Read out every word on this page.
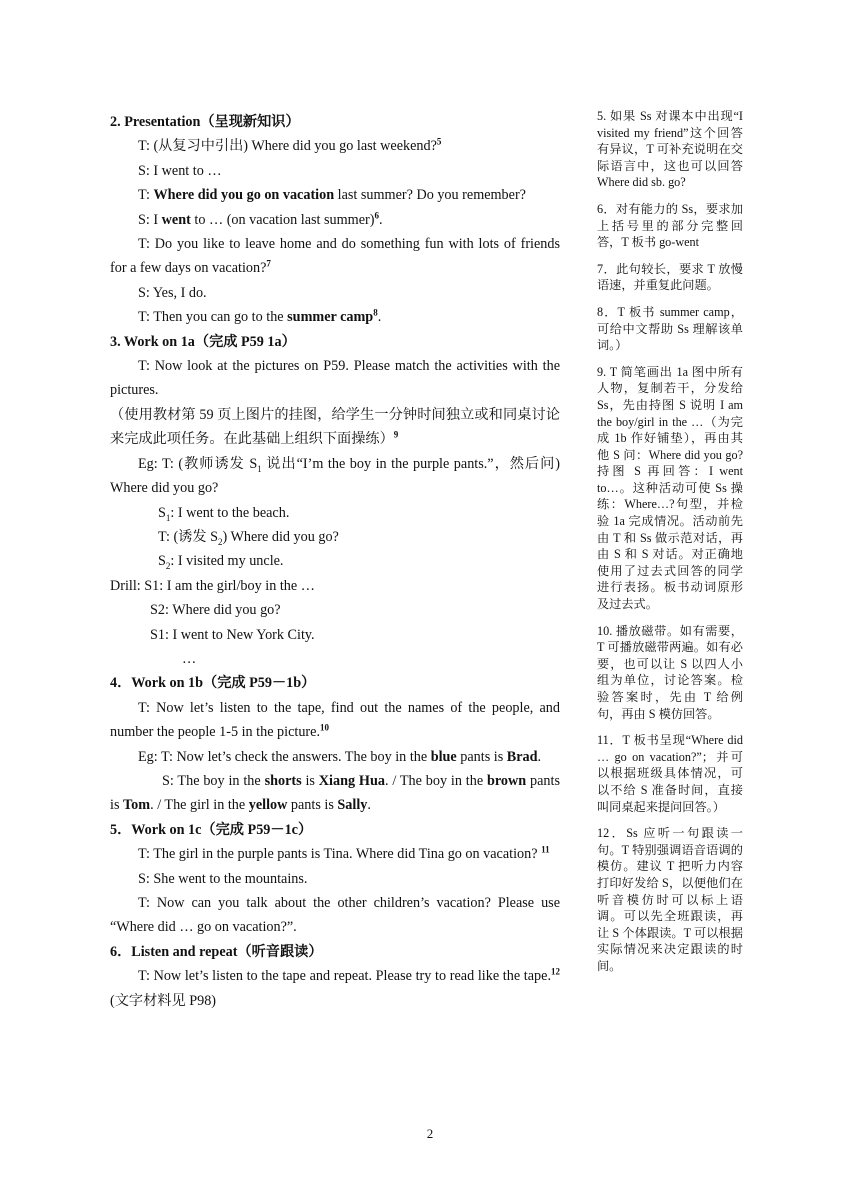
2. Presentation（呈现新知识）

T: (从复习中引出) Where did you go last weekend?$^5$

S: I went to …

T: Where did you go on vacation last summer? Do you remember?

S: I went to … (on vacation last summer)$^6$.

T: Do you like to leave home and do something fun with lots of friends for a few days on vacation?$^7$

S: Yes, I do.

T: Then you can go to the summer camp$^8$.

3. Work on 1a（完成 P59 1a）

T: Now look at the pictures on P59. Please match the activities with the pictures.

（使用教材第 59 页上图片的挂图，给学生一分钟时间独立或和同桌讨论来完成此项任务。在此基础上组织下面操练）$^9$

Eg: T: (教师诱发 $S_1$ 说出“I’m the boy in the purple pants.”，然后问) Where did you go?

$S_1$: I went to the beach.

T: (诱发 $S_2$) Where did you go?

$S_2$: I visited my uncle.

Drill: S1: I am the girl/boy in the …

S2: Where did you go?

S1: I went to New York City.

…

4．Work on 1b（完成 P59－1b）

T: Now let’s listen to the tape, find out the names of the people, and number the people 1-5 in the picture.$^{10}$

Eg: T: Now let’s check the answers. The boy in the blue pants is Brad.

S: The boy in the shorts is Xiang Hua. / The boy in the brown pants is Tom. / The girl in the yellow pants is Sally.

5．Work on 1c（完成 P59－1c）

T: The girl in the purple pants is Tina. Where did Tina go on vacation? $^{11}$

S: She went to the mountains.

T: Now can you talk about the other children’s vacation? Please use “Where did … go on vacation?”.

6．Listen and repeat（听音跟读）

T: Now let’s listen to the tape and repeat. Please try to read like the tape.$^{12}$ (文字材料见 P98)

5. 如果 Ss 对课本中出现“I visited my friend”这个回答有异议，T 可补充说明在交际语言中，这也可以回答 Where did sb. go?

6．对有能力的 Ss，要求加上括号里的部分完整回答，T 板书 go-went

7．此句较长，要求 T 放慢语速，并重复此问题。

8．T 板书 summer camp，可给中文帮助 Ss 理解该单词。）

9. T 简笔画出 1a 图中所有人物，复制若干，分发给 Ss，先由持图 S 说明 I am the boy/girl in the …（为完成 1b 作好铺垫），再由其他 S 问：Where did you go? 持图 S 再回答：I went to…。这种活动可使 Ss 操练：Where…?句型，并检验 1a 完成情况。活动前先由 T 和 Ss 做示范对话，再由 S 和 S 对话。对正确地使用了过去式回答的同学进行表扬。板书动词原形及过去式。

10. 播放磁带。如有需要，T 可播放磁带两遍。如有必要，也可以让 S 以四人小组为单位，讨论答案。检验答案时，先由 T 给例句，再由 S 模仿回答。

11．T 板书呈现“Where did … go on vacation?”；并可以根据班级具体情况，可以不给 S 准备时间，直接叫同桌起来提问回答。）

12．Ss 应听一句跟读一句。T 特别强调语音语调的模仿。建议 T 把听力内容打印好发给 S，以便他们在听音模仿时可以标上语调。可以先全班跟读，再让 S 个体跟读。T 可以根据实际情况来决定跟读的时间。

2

### Exercise requirements
Set down the material exactly, every line of it, except for the pictures.

### The output
Read out every word on this page.
2. Presentation（呈现新知识）

T: (从复习中引出) Where did you go last weekend?$^5$

S: I went to …

T: Where did you go on vacation last summer? Do you remember?

S: I went to … (on vacation last summer)$^6$.

T: Do you like to leave home and do something fun with lots of friends for a few days on vacation?$^7$

S: Yes, I do.

T: Then you can go to the summer camp$^8$.

3. Work on 1a（完成 P59 1a）

T: Now look at the pictures on P59. Please match the activities with the pictures.

（使用教材第 59 页上图片的挂图，给学生一分钟时间独立或和同桌讨论来完成此项任务。在此基础上组织下面操练）$^9$

Eg: T: (教师诱发 $S_1$ 说出“I’m the boy in the purple pants.”，然后问) Where did you go?

$S_1$: I went to the beach.

T: (诱发 $S_2$) Where did you go?

$S_2$: I visited my uncle.

Drill: S1: I am the girl/boy in the …

S2: Where did you go?

S1: I went to New York City.

…

4．Work on 1b（完成 P59－1b）

T: Now let’s listen to the tape, find out the names of the people, and number the people 1-5 in the picture.$^{10}$

Eg: T: Now let’s check the answers. The boy in the blue pants is Brad.

S: The boy in the shorts is Xiang Hua. / The boy in the brown pants is Tom. / The girl in the yellow pants is Sally.

5．Work on 1c（完成 P59－1c）

T: The girl in the purple pants is Tina. Where did Tina go on vacation? $^{11}$

S: She went to the mountains.

T: Now can you talk about the other children’s vacation? Please use “Where did … go on vacation?”.

6．Listen and repeat（听音跟读）

T: Now let’s listen to the tape and repeat. Please try to read like the tape.$^{12}$ (文字材料见 P98)

5. 如果 Ss 对课本中出现“I visited my friend”这个回答有异议，T 可补充说明在交际语言中，这也可以回答 Where did sb. go?

6．对有能力的 Ss，要求加上括号里的部分完整回答，T 板书 go-went

7．此句较长，要求 T 放慢语速，并重复此问题。

8．T 板书 summer camp，可给中文帮助 Ss 理解该单词。）

9. T 简笔画出 1a 图中所有人物，复制若干，分发给 Ss，先由持图 S 说明 I am the boy/girl in the …（为完成 1b 作好铺垫），再由其他 S 问：Where did you go? 持图 S 再回答：I went to…。这种活动可使 Ss 操练：Where…?句型，并检验 1a 完成情况。活动前先由 T 和 Ss 做示范对话，再由 S 和 S 对话。对正确地使用了过去式回答的同学进行表扬。板书动词原形及过去式。

10. 播放磁带。如有需要，T 可播放磁带两遍。如有必要，也可以让 S 以四人小组为单位，讨论答案。检验答案时，先由 T 给例句，再由 S 模仿回答。

11．T 板书呈现“Where did … go on vacation?”；并可以根据班级具体情况，可以不给 S 准备时间，直接叫同桌起来提问回答。）

12．Ss 应听一句跟读一句。T 特别强调语音语调的模仿。建议 T 把听力内容打印好发给 S，以便他们在听音模仿时可以标上语调。可以先全班跟读，再让 S 个体跟读。T 可以根据实际情况来决定跟读的时间。

2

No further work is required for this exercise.